(Stored items)

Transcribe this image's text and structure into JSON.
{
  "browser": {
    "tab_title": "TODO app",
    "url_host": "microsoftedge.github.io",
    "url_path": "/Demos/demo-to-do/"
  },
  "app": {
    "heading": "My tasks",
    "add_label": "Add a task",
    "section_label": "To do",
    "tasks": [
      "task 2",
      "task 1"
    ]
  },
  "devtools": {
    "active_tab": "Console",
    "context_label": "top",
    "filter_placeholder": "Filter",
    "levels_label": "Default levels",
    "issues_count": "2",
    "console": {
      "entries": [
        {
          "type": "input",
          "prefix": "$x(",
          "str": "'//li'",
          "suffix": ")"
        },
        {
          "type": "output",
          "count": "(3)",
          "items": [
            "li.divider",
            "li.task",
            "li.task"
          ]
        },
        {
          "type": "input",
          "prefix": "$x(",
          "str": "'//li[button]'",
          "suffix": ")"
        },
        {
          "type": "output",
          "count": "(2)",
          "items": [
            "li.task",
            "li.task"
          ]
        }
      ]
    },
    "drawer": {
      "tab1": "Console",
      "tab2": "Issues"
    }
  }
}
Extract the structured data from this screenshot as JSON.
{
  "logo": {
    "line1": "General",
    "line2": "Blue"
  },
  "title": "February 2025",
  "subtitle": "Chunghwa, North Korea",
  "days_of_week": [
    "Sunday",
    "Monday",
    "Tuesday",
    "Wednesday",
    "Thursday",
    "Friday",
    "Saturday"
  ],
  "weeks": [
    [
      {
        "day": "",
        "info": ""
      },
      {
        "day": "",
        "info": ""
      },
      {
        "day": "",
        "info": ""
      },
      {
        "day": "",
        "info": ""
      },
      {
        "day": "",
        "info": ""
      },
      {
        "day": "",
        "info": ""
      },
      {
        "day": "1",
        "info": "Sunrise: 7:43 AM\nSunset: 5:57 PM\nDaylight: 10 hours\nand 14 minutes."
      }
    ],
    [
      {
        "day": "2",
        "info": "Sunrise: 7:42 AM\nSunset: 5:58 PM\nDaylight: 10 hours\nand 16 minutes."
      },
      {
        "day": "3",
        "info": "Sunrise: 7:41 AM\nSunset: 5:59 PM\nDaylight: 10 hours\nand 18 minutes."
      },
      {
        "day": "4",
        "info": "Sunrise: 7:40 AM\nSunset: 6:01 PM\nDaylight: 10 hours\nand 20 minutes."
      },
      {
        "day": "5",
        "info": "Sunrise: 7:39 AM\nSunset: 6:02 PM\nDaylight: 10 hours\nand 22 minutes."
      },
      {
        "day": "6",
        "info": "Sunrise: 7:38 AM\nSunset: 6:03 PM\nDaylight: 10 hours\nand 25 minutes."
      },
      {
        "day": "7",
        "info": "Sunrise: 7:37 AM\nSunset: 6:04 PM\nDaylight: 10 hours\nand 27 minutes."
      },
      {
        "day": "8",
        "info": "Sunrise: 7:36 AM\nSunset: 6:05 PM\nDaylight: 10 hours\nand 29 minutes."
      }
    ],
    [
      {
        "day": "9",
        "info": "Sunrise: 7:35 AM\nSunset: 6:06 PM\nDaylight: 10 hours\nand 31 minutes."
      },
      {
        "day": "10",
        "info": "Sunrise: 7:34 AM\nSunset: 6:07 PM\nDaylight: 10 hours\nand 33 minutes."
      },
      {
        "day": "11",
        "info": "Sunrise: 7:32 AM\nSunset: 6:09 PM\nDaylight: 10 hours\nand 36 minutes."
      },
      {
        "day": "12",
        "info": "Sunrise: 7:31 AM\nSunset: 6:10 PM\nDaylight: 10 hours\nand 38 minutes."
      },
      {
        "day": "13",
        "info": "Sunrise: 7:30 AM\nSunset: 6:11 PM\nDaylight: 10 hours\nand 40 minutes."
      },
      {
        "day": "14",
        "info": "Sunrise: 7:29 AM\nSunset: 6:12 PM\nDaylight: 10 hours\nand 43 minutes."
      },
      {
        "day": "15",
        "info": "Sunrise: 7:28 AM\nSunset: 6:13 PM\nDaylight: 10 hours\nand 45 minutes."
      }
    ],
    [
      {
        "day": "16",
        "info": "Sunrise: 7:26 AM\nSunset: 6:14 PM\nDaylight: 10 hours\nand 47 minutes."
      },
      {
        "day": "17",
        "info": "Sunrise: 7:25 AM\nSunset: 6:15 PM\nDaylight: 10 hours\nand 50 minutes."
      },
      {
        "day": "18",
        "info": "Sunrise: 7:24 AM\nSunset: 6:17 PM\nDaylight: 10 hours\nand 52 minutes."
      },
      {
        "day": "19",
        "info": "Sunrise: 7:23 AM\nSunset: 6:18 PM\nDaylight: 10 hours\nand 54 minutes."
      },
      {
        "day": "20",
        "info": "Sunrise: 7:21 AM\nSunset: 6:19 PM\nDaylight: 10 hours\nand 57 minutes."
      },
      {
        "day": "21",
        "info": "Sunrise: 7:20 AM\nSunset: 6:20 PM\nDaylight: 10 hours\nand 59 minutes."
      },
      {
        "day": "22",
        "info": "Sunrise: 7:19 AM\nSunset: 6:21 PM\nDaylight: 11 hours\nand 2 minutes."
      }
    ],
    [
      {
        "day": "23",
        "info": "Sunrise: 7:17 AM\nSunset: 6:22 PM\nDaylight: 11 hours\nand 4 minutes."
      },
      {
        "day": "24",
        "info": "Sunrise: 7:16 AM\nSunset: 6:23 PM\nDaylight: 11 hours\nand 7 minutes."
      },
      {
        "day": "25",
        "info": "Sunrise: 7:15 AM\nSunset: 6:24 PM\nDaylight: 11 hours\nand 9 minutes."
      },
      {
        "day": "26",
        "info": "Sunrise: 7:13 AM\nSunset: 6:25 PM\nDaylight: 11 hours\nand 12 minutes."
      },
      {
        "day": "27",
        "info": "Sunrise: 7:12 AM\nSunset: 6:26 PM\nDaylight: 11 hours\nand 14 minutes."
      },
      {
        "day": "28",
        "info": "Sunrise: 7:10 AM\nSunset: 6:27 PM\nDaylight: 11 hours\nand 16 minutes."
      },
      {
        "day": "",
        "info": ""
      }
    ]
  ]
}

Exercise: Write out every line of the material again, exactly as it reads.

Answer to the task:
Transcribe this image's text and structure into JSON.
{
  "browser": {
    "tab_title": "TODO app",
    "url_host": "microsoftedge.github.io",
    "url_path": "/Demos/demo-to-do/"
  },
  "app": {
    "heading": "My tasks",
    "add_label": "Add a task",
    "section_label": "To do",
    "tasks": [
      "task 2",
      "task 1"
    ]
  },
  "devtools": {
    "active_tab": "Console",
    "context_label": "top",
    "filter_placeholder": "Filter",
    "levels_label": "Default levels",
    "issues_count": "2",
    "console": {
      "entries": [
        {
          "type": "input",
          "prefix": "$x(",
          "str": "'//li'",
          "suffix": ")"
        },
        {
          "type": "output",
          "count": "(3)",
          "items": [
            "li.divider",
            "li.task",
            "li.task"
          ]
        },
        {
          "type": "input",
          "prefix": "$x(",
          "str": "'//li[button]'",
          "suffix": ")"
        },
        {
          "type": "output",
          "count": "(2)",
          "items": [
            "li.task",
            "li.task"
          ]
        }
      ]
    },
    "drawer": {
      "tab1": "Console",
      "tab2": "Issues"
    }
  }
}
Extract the structured data from this screenshot as JSON.
{
  "logo": {
    "line1": "General",
    "line2": "Blue"
  },
  "title": "February 2025",
  "subtitle": "Chunghwa, North Korea",
  "days_of_week": [
    "Sunday",
    "Monday",
    "Tuesday",
    "Wednesday",
    "Thursday",
    "Friday",
    "Saturday"
  ],
  "weeks": [
    [
      {
        "day": "",
        "info": ""
      },
      {
        "day": "",
        "info": ""
      },
      {
        "day": "",
        "info": ""
      },
      {
        "day": "",
        "info": ""
      },
      {
        "day": "",
        "info": ""
      },
      {
        "day": "",
        "info": ""
      },
      {
        "day": "1",
        "info": "Sunrise: 7:43 AM\nSunset: 5:57 PM\nDaylight: 10 hours\nand 14 minutes."
      }
    ],
    [
      {
        "day": "2",
        "info": "Sunrise: 7:42 AM\nSunset: 5:58 PM\nDaylight: 10 hours\nand 16 minutes."
      },
      {
        "day": "3",
        "info": "Sunrise: 7:41 AM\nSunset: 5:59 PM\nDaylight: 10 hours\nand 18 minutes."
      },
      {
        "day": "4",
        "info": "Sunrise: 7:40 AM\nSunset: 6:01 PM\nDaylight: 10 hours\nand 20 minutes."
      },
      {
        "day": "5",
        "info": "Sunrise: 7:39 AM\nSunset: 6:02 PM\nDaylight: 10 hours\nand 22 minutes."
      },
      {
        "day": "6",
        "info": "Sunrise: 7:38 AM\nSunset: 6:03 PM\nDaylight: 10 hours\nand 25 minutes."
      },
      {
        "day": "7",
        "info": "Sunrise: 7:37 AM\nSunset: 6:04 PM\nDaylight: 10 hours\nand 27 minutes."
      },
      {
        "day": "8",
        "info": "Sunrise: 7:36 AM\nSunset: 6:05 PM\nDaylight: 10 hours\nand 29 minutes."
      }
    ],
    [
      {
        "day": "9",
        "info": "Sunrise: 7:35 AM\nSunset: 6:06 PM\nDaylight: 10 hours\nand 31 minutes."
      },
      {
        "day": "10",
        "info": "Sunrise: 7:34 AM\nSunset: 6:07 PM\nDaylight: 10 hours\nand 33 minutes."
      },
      {
        "day": "11",
        "info": "Sunrise: 7:32 AM\nSunset: 6:09 PM\nDaylight: 10 hours\nand 36 minutes."
      },
      {
        "day": "12",
        "info": "Sunrise: 7:31 AM\nSunset: 6:10 PM\nDaylight: 10 hours\nand 38 minutes."
      },
      {
        "day": "13",
        "info": "Sunrise: 7:30 AM\nSunset: 6:11 PM\nDaylight: 10 hours\nand 40 minutes."
      },
      {
        "day": "14",
        "info": "Sunrise: 7:29 AM\nSunset: 6:12 PM\nDaylight: 10 hours\nand 43 minutes."
      },
      {
        "day": "15",
        "info": "Sunrise: 7:28 AM\nSunset: 6:13 PM\nDaylight: 10 hours\nand 45 minutes."
      }
    ],
    [
      {
        "day": "16",
        "info": "Sunrise: 7:26 AM\nSunset: 6:14 PM\nDaylight: 10 hours\nand 47 minutes."
      },
      {
        "day": "17",
        "info": "Sunrise: 7:25 AM\nSunset: 6:15 PM\nDaylight: 10 hours\nand 50 minutes."
      },
      {
        "day": "18",
        "info": "Sunrise: 7:24 AM\nSunset: 6:17 PM\nDaylight: 10 hours\nand 52 minutes."
      },
      {
        "day": "19",
        "info": "Sunrise: 7:23 AM\nSunset: 6:18 PM\nDaylight: 10 hours\nand 54 minutes."
      },
      {
        "day": "20",
        "info": "Sunrise: 7:21 AM\nSunset: 6:19 PM\nDaylight: 10 hours\nand 57 minutes."
      },
      {
        "day": "21",
        "info": "Sunrise: 7:20 AM\nSunset: 6:20 PM\nDaylight: 10 hours\nand 59 minutes."
      },
      {
        "day": "22",
        "info": "Sunrise: 7:19 AM\nSunset: 6:21 PM\nDaylight: 11 hours\nand 2 minutes."
      }
    ],
    [
      {
        "day": "23",
        "info": "Sunrise: 7:17 AM\nSunset: 6:22 PM\nDaylight: 11 hours\nand 4 minutes."
      },
      {
        "day": "24",
        "info": "Sunrise: 7:16 AM\nSunset: 6:23 PM\nDaylight: 11 hours\nand 7 minutes."
      },
      {
        "day": "25",
        "info": "Sunrise: 7:15 AM\nSunset: 6:24 PM\nDaylight: 11 hours\nand 9 minutes."
      },
      {
        "day": "26",
        "info": "Sunrise: 7:13 AM\nSunset: 6:25 PM\nDaylight: 11 hours\nand 12 minutes."
      },
      {
        "day": "27",
        "info": "Sunrise: 7:12 AM\nSunset: 6:26 PM\nDaylight: 11 hours\nand 14 minutes."
      },
      {
        "day": "28",
        "info": "Sunrise: 7:10 AM\nSunset: 6:27 PM\nDaylight: 11 hours\nand 16 minutes."
      },
      {
        "day": "",
        "info": ""
      }
    ]
  ]
}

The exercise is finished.